--- Directions ---
Read through the records below and copy each line that uses the word "dela".

--- Recorded data ---
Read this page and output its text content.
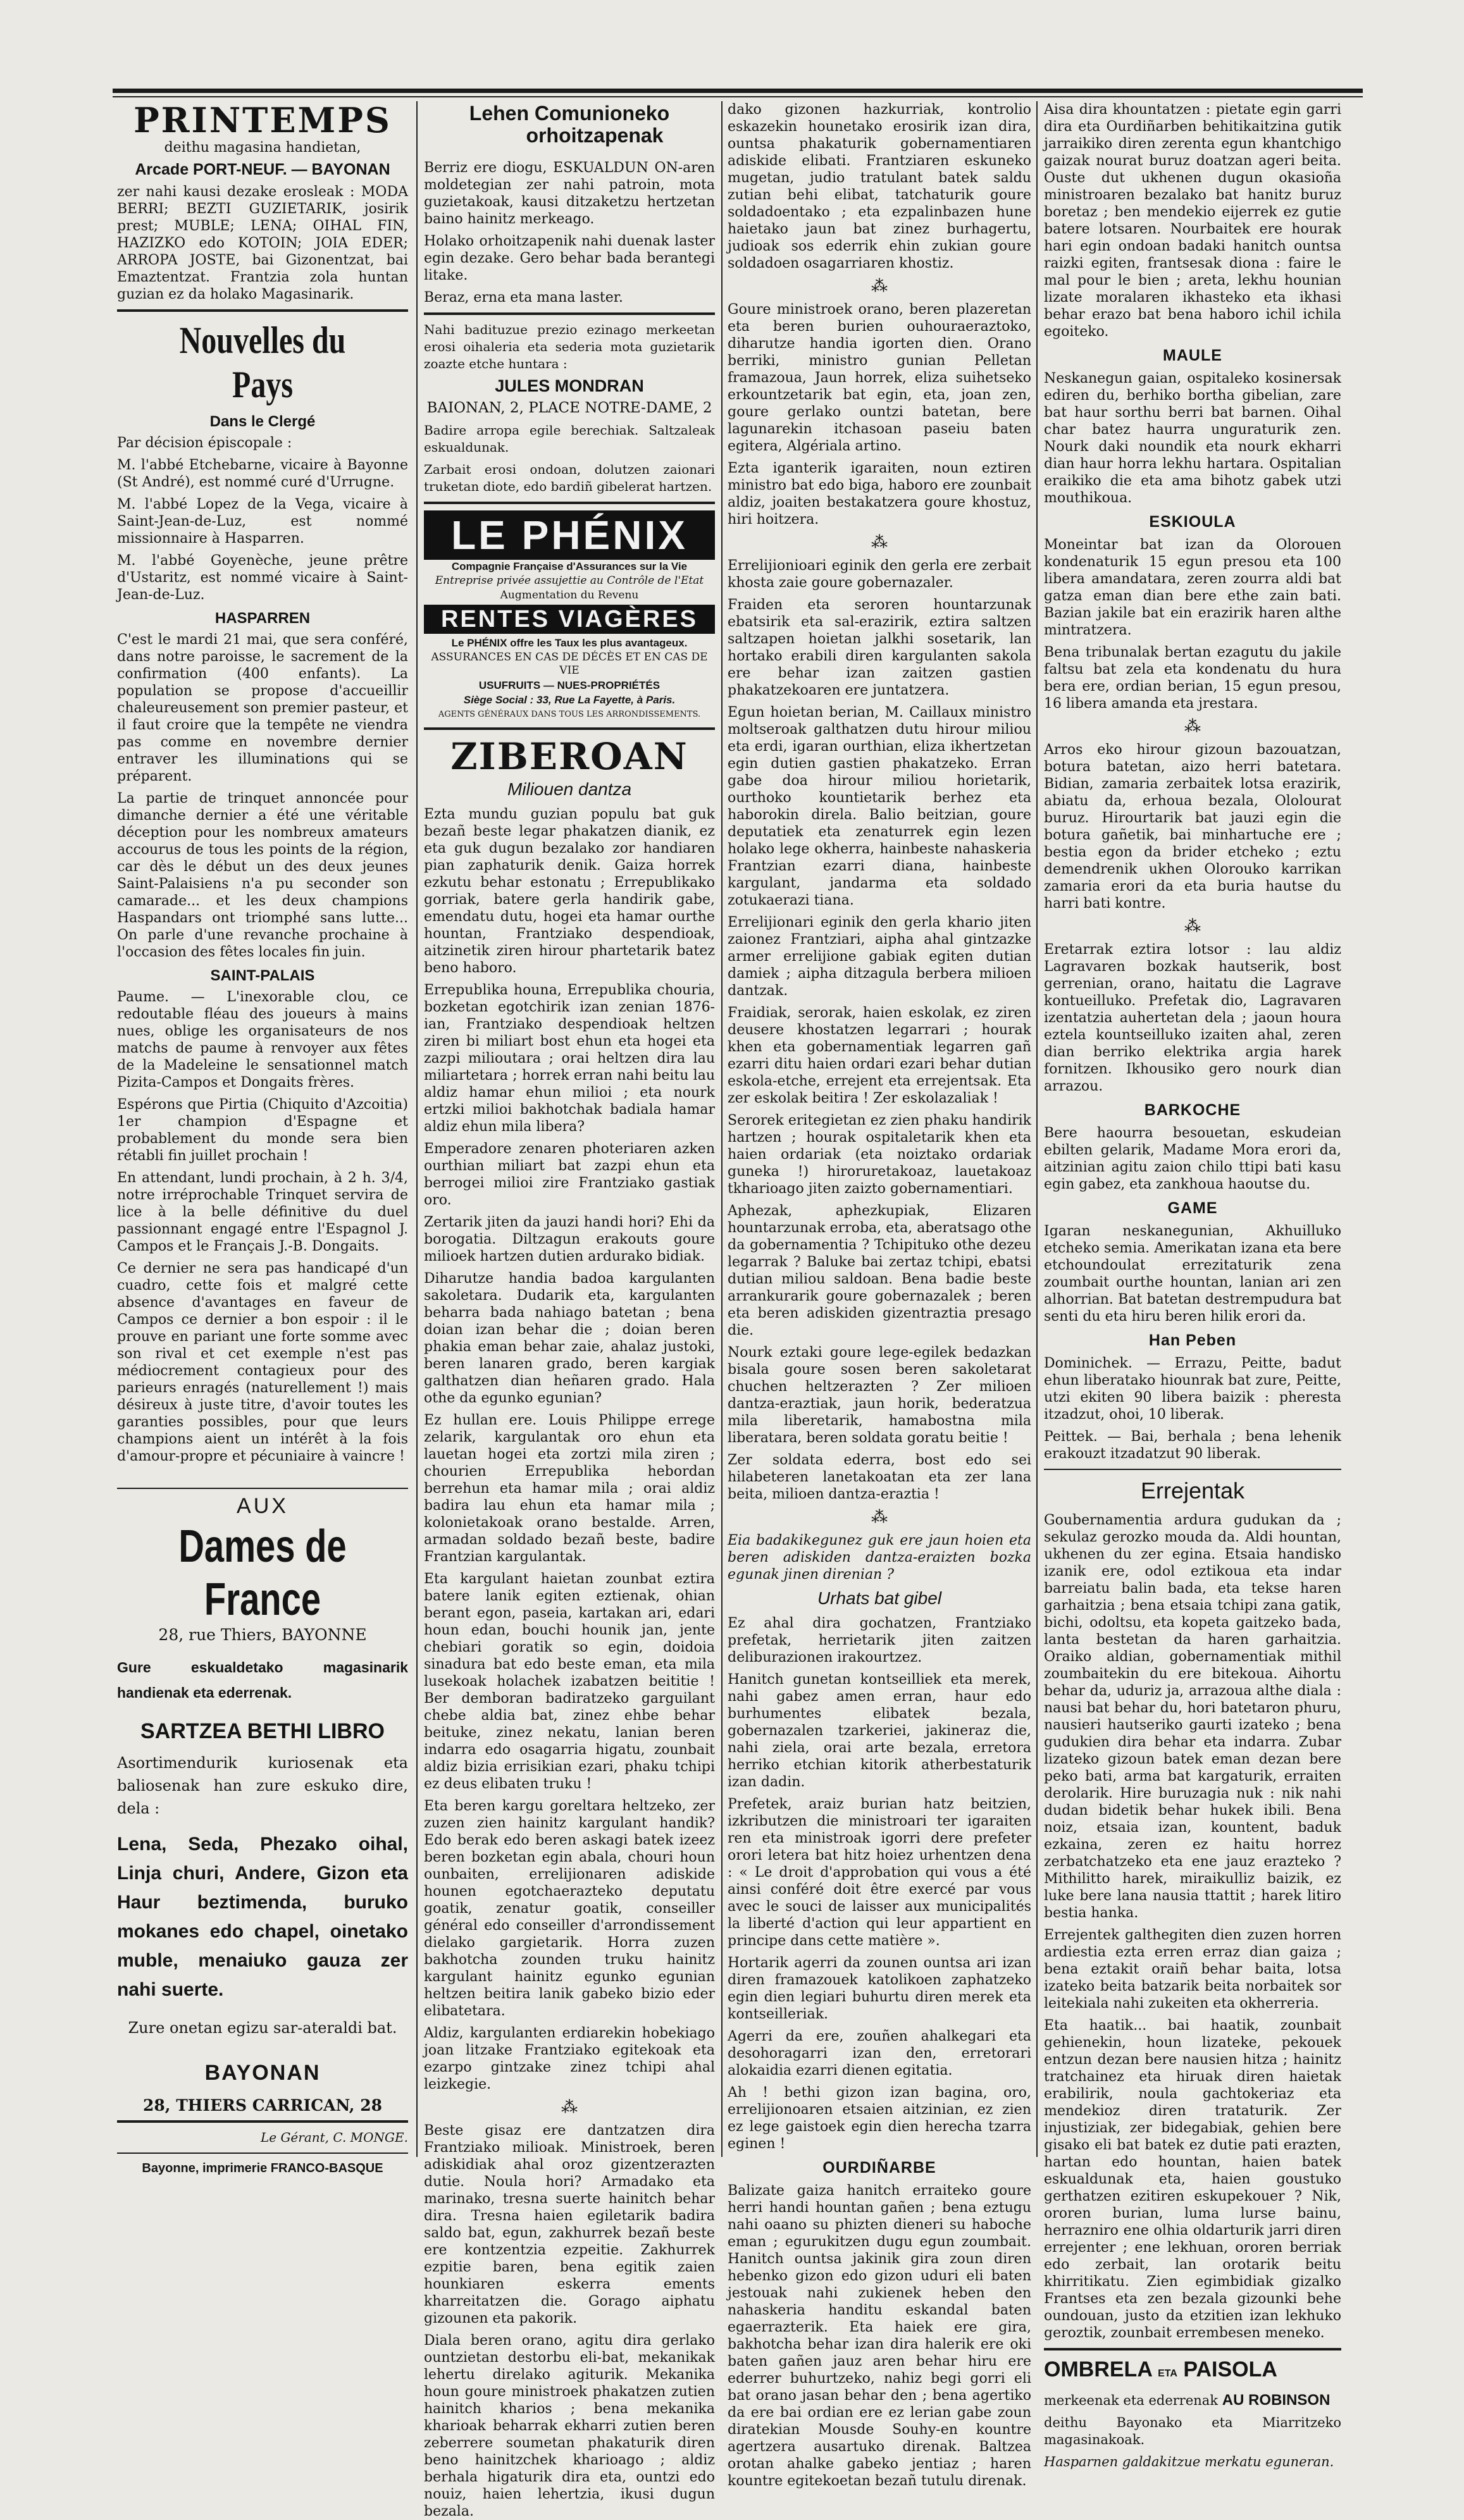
PRINTEMPS

deithu magasina handietan,

Arcade PORT-NEUF. — BAYONAN

zer nahi kausi dezake erosleak : MODA BERRI; BEZTI GUZIETARIK, josirik prest; MUBLE; LENA; OIHAL FIN, HAZIZKO edo KOTOIN; JOIA EDER; ARROPA JOSTE, bai Gizonentzat, bai Emaztentzat. Frantzia zola huntan guzian ez da holako Magasinarik.

Nouvelles du Pays
Dans le Clergé

Par décision épiscopale :

M. l'abbé Etchebarne, vicaire à Bayonne (St André), est nommé curé d'Urrugne.

M. l'abbé Lopez de la Vega, vicaire à Saint-Jean-de-Luz, est nommé missionnaire à Hasparren.

M. l'abbé Goyenèche, jeune prêtre d'Ustaritz, est nommé vicaire à Saint-Jean-de-Luz.

HASPARREN

C'est le mardi 21 mai, que sera conféré, dans notre paroisse, le sacrement de la confirmation (400 enfants). La population se propose d'accueillir chaleureusement son premier pasteur, et il faut croire que la tempête ne viendra pas comme en novembre dernier entraver les illuminations qui se préparent.

La partie de trinquet annoncée pour dimanche dernier a été une véritable déception pour les nombreux amateurs accourus de tous les points de la région, car dès le début un des deux jeunes Saint-Palaisiens n'a pu seconder son camarade... et les deux champions Haspandars ont triomphé sans lutte... On parle d'une revanche prochaine à l'occasion des fêtes locales fin juin.

SAINT-PALAIS

Paume. — L'inexorable clou, ce redoutable fléau des joueurs à mains nues, oblige les organisateurs de nos matchs de paume à renvoyer aux fêtes de la Madeleine le sensationnel match Pizita-Campos et Dongaits frères.

Espérons que Pirtia (Chiquito d'Azcoitia) 1er champion d'Espagne et probablement du monde sera bien rétabli fin juillet prochain !

En attendant, lundi prochain, à 2 h. 3/4, notre irréprochable Trinquet servira de lice à la belle définitive du duel passionnant engagé entre l'Espagnol J. Campos et le Français J.-B. Dongaits.

Ce dernier ne sera pas handicapé d'un cuadro, cette fois et malgré cette absence d'avantages en faveur de Campos ce dernier a bon espoir : il le prouve en pariant une forte somme avec son rival et cet exemple n'est pas médiocrement contagieux pour des parieurs enragés (naturellement !) mais désireux à juste titre, d'avoir toutes les garanties possibles, pour que leurs champions aient un intérêt à la fois d'amour-propre et pécuniaire à vaincre !

AUX

Dames de France

28, rue Thiers, BAYONNE

Gure eskualdetako magasinarik handienak eta ederrenak.

SARTZEA BETHI LIBRO

Asortimendurik kuriosenak eta baliosenak han zure eskuko dire, dela :

Lena, Seda, Phezako oihal, Linja churi, Andere, Gizon eta Haur beztimenda, buruko mokanes edo chapel, oinetako muble, menaiuko gauza zer nahi suerte.

Zure onetan egizu sar-ateraldi bat.

BAYONAN

28, THIERS CARRICAN, 28

Le Gérant, C. MONGE.

Bayonne, imprimerie FRANCO-BASQUE

Lehen Comunioneko

orhoitzapenak

Berriz ere diogu, ESKUALDUN ON-aren moldetegian zer nahi patroin, mota guzietakoak, kausi ditzaketzu hertzetan baino hainitz merkeago.

Holako orhoitzapenik nahi duenak laster egin dezake. Gero behar bada berantegi litake.

Beraz, erna eta mana laster.

Nahi badituzue prezio ezinago merkeetan erosi oihaleria eta sederia mota guzietarik zoazte etche huntara :

JULES MONDRAN

BAIONAN, 2, PLACE NOTRE-DAME, 2

Badire arropa egile berechiak. Saltzaleak eskualdunak.

Zarbait erosi ondoan, dolutzen zaionari truketan diote, edo bardiñ gibelerat hartzen.

LE PHÉNIX

Compagnie Française d'Assurances sur la Vie

Entreprise privée assujettie au Contrôle de l'Etat

Augmentation du Revenu

RENTES VIAGÈRES

Le PHÉNIX offre les Taux les plus avantageux.

ASSURANCES EN CAS DE DÉCÈS ET EN CAS DE VIE

USUFRUITS — NUES-PROPRIÉTÉS

Siège Social : 33, Rue La Fayette, à Paris.

AGENTS GÉNÉRAUX DANS TOUS LES ARRONDISSEMENTS.

ZIBEROAN
Miliouen dantza

Ezta mundu guzian populu bat guk bezañ beste legar phakatzen dianik, ez eta guk dugun bezalako zor handiaren pian zaphaturik denik. Gaiza horrek ezkutu behar estonatu ; Errepublikako gorriak, batere gerla handirik gabe, emendatu dutu, hogei eta hamar ourthe hountan, Frantziako despendioak, aitzinetik ziren hirour phartetarik batez beno haboro.

Errepublika houna, Errepublika chouria, bozketan egotchirik izan zenian 1876-ian, Frantziako despendioak heltzen ziren bi miliart bost ehun eta hogei eta zazpi milioutara ; orai heltzen dira lau miliartetara ; horrek erran nahi beitu lau aldiz hamar ehun milioi ; eta nourk ertzki milioi bakhotchak badiala hamar aldiz ehun mila libera?

Emperadore zenaren photeriaren azken ourthian miliart bat zazpi ehun eta berrogei milioi zire Frantziako gastiak oro.

Zertarik jiten da jauzi handi hori? Ehi da borogatia. Diltzagun erakouts goure milioek hartzen dutien ardurako bidiak.

Diharutze handia badoa kargulanten sakoletara. Dudarik eta, kargulanten beharra bada nahiago batetan ; bena doian izan behar die ; doian beren phakia eman behar zaie, ahalaz justoki, beren lanaren grado, beren kargiak galthatzen dian heñaren grado. Hala othe da egunko egunian?

Ez hullan ere. Louis Philippe errege zelarik, kargulantak oro ehun eta lauetan hogei eta zortzi mila ziren ; chourien Errepublika hebordan berrehun eta hamar mila ; orai aldiz badira lau ehun eta hamar mila ; kolonietakoak orano bestalde. Arren, armadan soldado bezañ beste, badire Frantzian kargulantak.

Eta kargulant haietan zounbat eztira batere lanik egiten eztienak, ohian berant egon, paseia, kartakan ari, edari houn edan, bouchi hounik jan, jente chebiari goratik so egin, doidoia sinadura bat edo beste eman, eta mila lusekoak holachek izabatzen beititie ! Ber demboran badiratzeko garguilant chebe aldia bat, zinez ehbe behar beituke, zinez nekatu, lanian beren indarra edo osagarria higatu, zounbait aldiz bizia errisikian ezari, phaku tchipi ez deus elibaten truku !

Eta beren kargu goreltara heltzeko, zer zuzen zien hainitz kargulant handik? Edo berak edo beren askagi batek izeez beren bozketan egin abala, chouri houn ounbaiten, errelijionaren adiskide hounen egotchaerazteko deputatu goatik, zenatur goatik, conseiller général edo conseiller d'arrondissement dielako gargietarik. Horra zuzen bakhotcha zounden truku hainitz kargulant hainitz egunko egunian heltzen beitira lanik gabeko bizio eder elibatetara.

Aldiz, kargulanten erdiarekin hobekiago joan litzake Frantziako egitekoak eta ezarpo gintzake zinez tchipi ahal leizkegie.

⁂

Beste gisaz ere dantzatzen dira Frantziako milioak. Ministroek, beren adiskidiak ahal oroz gizentzerazten dutie. Noula hori? Armadako eta marinako, tresna suerte hainitch behar dira. Tresna haien egiletarik badira saldo bat, egun, zakhurrek bezañ beste ere kontzentzia ezpeitie. Zakhurrek ezpitie baren, bena egitik zaien hounkiaren eskerra ements kharreitatzen die. Gorago aiphatu gizounen eta pakorik.

Diala beren orano, agitu dira gerlako ountzietan destorbu eli-bat, mekanikak lehertu direlako agiturik. Mekanika houn goure ministroek phakatzen zutien hainitch kharios ; bena mekanika kharioak beharrak ekharri zutien beren zeberrere soumetan phakaturik diren beno hainitzchek kharioago ; aldiz berhala higaturik dira eta, ountzi edo nouiz, haien lehertzia, ikusi dugun bezala.

dako gizonen hazkurriak, kontrolio eskazekin hounetako erosirik izan dira, ountsa phakaturik gobernamentiaren adiskide elibati. Frantziaren eskuneko mugetan, judio tratulant batek saldu zutian behi elibat, tatchaturik goure soldadoentako ; eta ezpalinbazen hune haietako jaun bat zinez burhagertu, judioak sos ederrik ehin zukian goure soldadoen osagarriaren khostiz.

⁂

Goure ministroek orano, beren plazeretan eta beren burien ouhouraeraztoko, diharutze handia igorten dien. Orano berriki, ministro gunian Pelletan framazoua, Jaun horrek, eliza suihetseko erkountzetarik bat egin, eta, joan zen, goure gerlako ountzi batetan, bere lagunarekin itchasoan paseiu baten egitera, Algériala artino.

Ezta iganterik igaraiten, noun eztiren ministro bat edo biga, haboro ere zounbait aldiz, joaiten bestakatzera goure khostuz, hiri hoitzera.

⁂

Errelijionioari eginik den gerla ere zerbait khosta zaie goure gobernazaler.

Fraiden eta seroren hountarzunak ebatsirik eta sal-erazirik, eztira saltzen saltzapen hoietan jalkhi sosetarik, lan hortako erabili diren kargulanten sakola ere behar izan zaitzen gastien phakatzekoaren ere juntatzera.

Egun hoietan berian, M. Caillaux ministro moltseroak galthatzen dutu hirour miliou eta erdi, igaran ourthian, eliza ikhertzetan egin dutien gastien phakatzeko. Erran gabe doa hirour miliou horietarik, ourthoko kountietarik berhez eta haborokin direla. Balio beitzian, goure deputatiek eta zenaturrek egin lezen holako lege okherra, hainbeste nahaskeria Frantzian ezarri diana, hainbeste kargulant, jandarma eta soldado zotukaerazi tiana.

Errelijionari eginik den gerla khario jiten zaionez Frantziari, aipha ahal gintzazke armer errelijione gabiak egiten dutian damiek ; aipha ditzagula berbera milioen dantzak.

Fraidiak, serorak, haien eskolak, ez ziren deusere khostatzen legarrari ; hourak khen eta gobernamentiak legarren gañ ezarri ditu haien ordari ezari behar dutian eskola-etche, errejent eta errejentsak. Eta zer eskolak beitira ! Zer eskolazaliak !

Serorek eritegietan ez zien phaku handirik hartzen ; hourak ospitaletarik khen eta haien ordariak (eta noiztako ordariak guneka !) hiroruretakoaz, lauetakoaz tkharioago jiten zaiztο gobernamentiari.

Aphezak, aphezkupiak, Elizaren hountarzunak erroba, eta, aberatsago othe da gobernamentia ? Tchipituko othe dezeu legarrak ? Baluke bai zertaz tchipi, ebatsi dutian miliou saldoan. Bena badie beste arrankurarik goure gobernazalek ; beren eta beren adiskiden gizentraztia presago die.

Nourk eztaki goure lege-egilek bedazkan bisala goure sosen beren sakoletarat chuchen heltzerazten ? Zer milioen dantza-eraztiak, jaun horik, bederatzua mila liberetarik, hamabostna mila liberatara, beren soldata goratu beitie !

Zer soldata ederra, bost edo sei hilabeteren lanetakoatan eta zer lana beita, milioen dantza-eraztia !

⁂

Eia badakikegunez guk ere jaun hoien eta beren adiskiden dantza-eraizten bozka egunak jinen direnian ?

Urhats bat gibel

Ez ahal dira gochatzen, Frantziako prefetak, herrietarik jiten zaitzen deliburazionen irakourtzez.

Hanitch gunetan kontseilliek eta merek, nahi gabez amen erran, haur edo burhumentes elibatek bezala, gobernazalen tzarkeriei, jakineraz die, nahi ziela, orai arte bezala, erretora herriko etchian kitorik atherbestaturik izan dadin.

Prefetek, araiz burian hatz beitzien, izkributzen die ministroari ter igaraiten ren eta ministroak igorri dere prefeter orori letera bat hitz hoiez urhentzen dena : « Le droit d'approbation qui vous a été ainsi conféré doit être exercé par vous avec le souci de laisser aux municipalités la liberté d'action qui leur appartient en principe dans cette matière ».

Hortarik agerri da zounen ountsa ari izan diren framazouek katolikoen zaphatzeko egin dien legiari buhurtu diren merek eta kontseilleriak.

Agerri da ere, zouñen ahalkegari eta desohoragarri izan den, erretorari alokaidia ezarri dienen egitatia.

Ah ! bethi gizon izan bagina, oro, errelijionoaren etsaien aitzinian, ez zien ez lege gaistoek egin dien herecha tzarra eginen !

OURDIÑARBE

Balizate gaiza hanitch erraiteko goure herri handi hountan gañen ; bena eztugu nahi oaano su phizten dieneri su haboche eman ; egurukitzen dugu egun zoumbait. Hanitch ountsa jakinik gira zoun diren hebenko gizon edo gizon uduri eli baten jestouak nahi zukienek heben den nahaskeria handitu eskandal baten egaerrazterik. Eta haiek ere gira, bakhotcha behar izan dira halerik ere oki baten gañen jauz aren behar hiru ere ederrer buhurtzeko, nahiz begi gorri eli bat orano jasan behar den ; bena agertiko da ere bai ordian ere ez lerian gabe zoun diratekian Mousde Souhy-en kountre agertzera ausartuko direnak. Baltzea orotan ahalke gabeko jentiaz ; haren kountre egitekoetan bezañ tutulu direnak.

Aisa dira khountatzen : pietate egin garri dira eta Ourdiñarben behitikaitzina gutik jarraikiko diren zerenta egun khantchigo gaizak nourat buruz doatzan ageri beita. Ouste dut ukhenen dugun okasioña ministroaren bezalako bat hanitz buruz boretaz ; ben mendekio eijerrek ez gutie batere lotsaren. Nourbaitek ere hourak hari egin ondoan badaki hanitch ountsa raizki egiten, frantsesak diona : faire le mal pour le bien ; areta, lekhu hounian lizate moralaren ikhasteko eta ikhasi behar erazo bat bena haboro ichil ichila egoiteko.

MAULE

Neskanegun gaian, ospitaleko kosinersak ediren du, berhiko bortha gibelian, zare bat haur sorthu berri bat barnen. Oihal char batez haurra unguraturik zen. Nourk daki noundik eta nourk ekharri dian haur horra lekhu hartara. Ospitalian eraikiko die eta ama bihotz gabek utzi mouthikoua.

ESKIOULA

Moneintar bat izan da Olorouen kondenaturik 15 egun presou eta 100 libera amandatara, zeren zourra aldi bat gatza eman dian bere ethe zain bati. Bazian jakile bat ein erazirik haren althe mintratzera.

Bena tribunalak bertan ezagutu du jakile faltsu bat zela eta kondenatu du hura bera ere, ordian berian, 15 egun presou, 16 libera amanda eta jrestara.

⁂

Arros eko hirour gizoun bazouatzan, botura batetan, aizo herri batetara. Bidian, zamaria zerbaitek lotsa erazirik, abiatu da, erhoua bezala, Ololourat buruz. Hirourtarik bat jauzi egin die botura gañetik, bai minhartuche ere ; bestia egon da brider etcheko ; eztu demendrenik ukhen Olorouko karrikan zamaria erori da eta buria hautse du harri bati kontre.

⁂

Eretarrak eztira lotsor : lau aldiz Lagravaren bozkak hautserik, bost gerrenian, orano, haitatu die Lagrave kontueilluko. Prefetak dio, Lagravaren izentatzia auhertetan dela ; jaoun houra eztela kountseilluko izaiten ahal, zeren dian berriko elektrika argia harek fornitzen. Ikhousiko gero nourk dian arrazou.

BARKOCHE

Bere haourra besouetan, eskudeian ebilten gelarik, Madame Mora erori da, aitzinian agitu zaion chilo ttipi bati kasu egin gabez, eta zankhoua haoutse du.

GAME

Igaran neskanegunian, Akhuilluko etcheko semia. Amerikatan izana eta bere etchoundoulat errezitaturik zena zoumbait ourthe hountan, lanian ari zen alhorrian. Bat batetan destrempudura bat senti du eta hiru beren hilik erori da.

Han Peben

Dominichek. — Errazu, Peitte, badut ehun liberatako hiounrak bat zure, Peitte, utzi ekiten 90 libera baizik : pheresta itzadzut, ohoi, 10 liberak.

Peittek. — Bai, berhala ; bena lehenik erakouzt itzadatzut 90 liberak.

Errejentak

Goubernamentia ardura gudukan da ; sekulaz gerozko mouda da. Aldi hountan, ukhenen du zer egina. Etsaia handisko izanik ere, odol eztikoua eta indar barreiatu balin bada, eta tekse haren garhaitzia ; bena etsaia tchipi zana gatik, bichi, odoltsu, eta kopeta gaitzeko bada, lanta bestetan da haren garhaitzia. Oraiko aldian, gobernamentiak mithil zoumbaitekin du ere bitekoua. Aihortu behar da, uduriz ja, arrazoua althe diala : nausi bat behar du, hori batetaron phuru, nausieri hautseriko gaurti izateko ; bena gudukien dira behar eta indarra. Zubar lizateko gizoun batek eman dezan bere peko bati, arma bat kargaturik, erraiten derolarik. Hire buruzagia nuk : nik nahi dudan bidetik behar hukek ibili. Bena noiz, etsaia izan, kountent, baduk ezkaina, zeren ez haitu horrez zerbatchatzeko eta ene jauz erazteko ? Mithilitto harek, miraikulliz baizik, ez luke bere lana nausia ttattit ; harek litiro bestia hanka.

Errejentek galthegiten dien zuzen horren ardiestia ezta erren erraz dian gaiza ; bena eztakit oraiñ behar baita, lotsa izateko beita batzarik beita norbaitek sor leitekiala nahi zukeiten eta okherreria.

Eta haatik... bai haatik, zounbait gehienekin, houn lizateke, pekouek entzun dezan bere nausien hitza ; hainitz tratchainez eta hiruak diren haietak erabilirik, noula gachtokeriaz eta mendekioz diren trataturik. Zer injustiziak, zer bidegabiak, gehien bere gisako eli bat batek ez dutie pati erazten, hartan edo hountan, haien batek eskualdunak eta, haien goustuko gerthatzen ezitiren eskupekouer ? Nik, ororen burian, luma lurse bainu, herrazniro ene olhia oldarturik jarri diren errejenter ; ene lekhuan, ororen berriak edo zerbait, lan orotarik beitu khirritikatu. Zien egimbidiak gizalko Frantses eta zen bezala gizounki behe oundouan, justo da etzitien izan lekhuko geroztik, zounbait errembesen meneko.

OMBRELA ETA PAISOLA

merkeenak eta ederrenak AU ROBINSON

deithu Bayonako eta Miarritzeko magasinakoak.

Hasparnen galdakitzue merkatu eguneran.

--- Completed exercise ---
Asortimendurik kuriosenak eta baliosenak han zure eskuko dire, dela :
Eretarrak eztira lotsor : lau aldiz Lagravaren bozkak hautserik, bost gerrenian, orano, haitatu die Lagrave kontueilluko. Prefetak dio, Lagravaren izentatzia auhertetan dela ; jaoun houra eztela kountseilluko izaiten ahal, zeren dian berriko elektrika argia harek fornitzen. Ikhousiko gero nourk dian arrazou.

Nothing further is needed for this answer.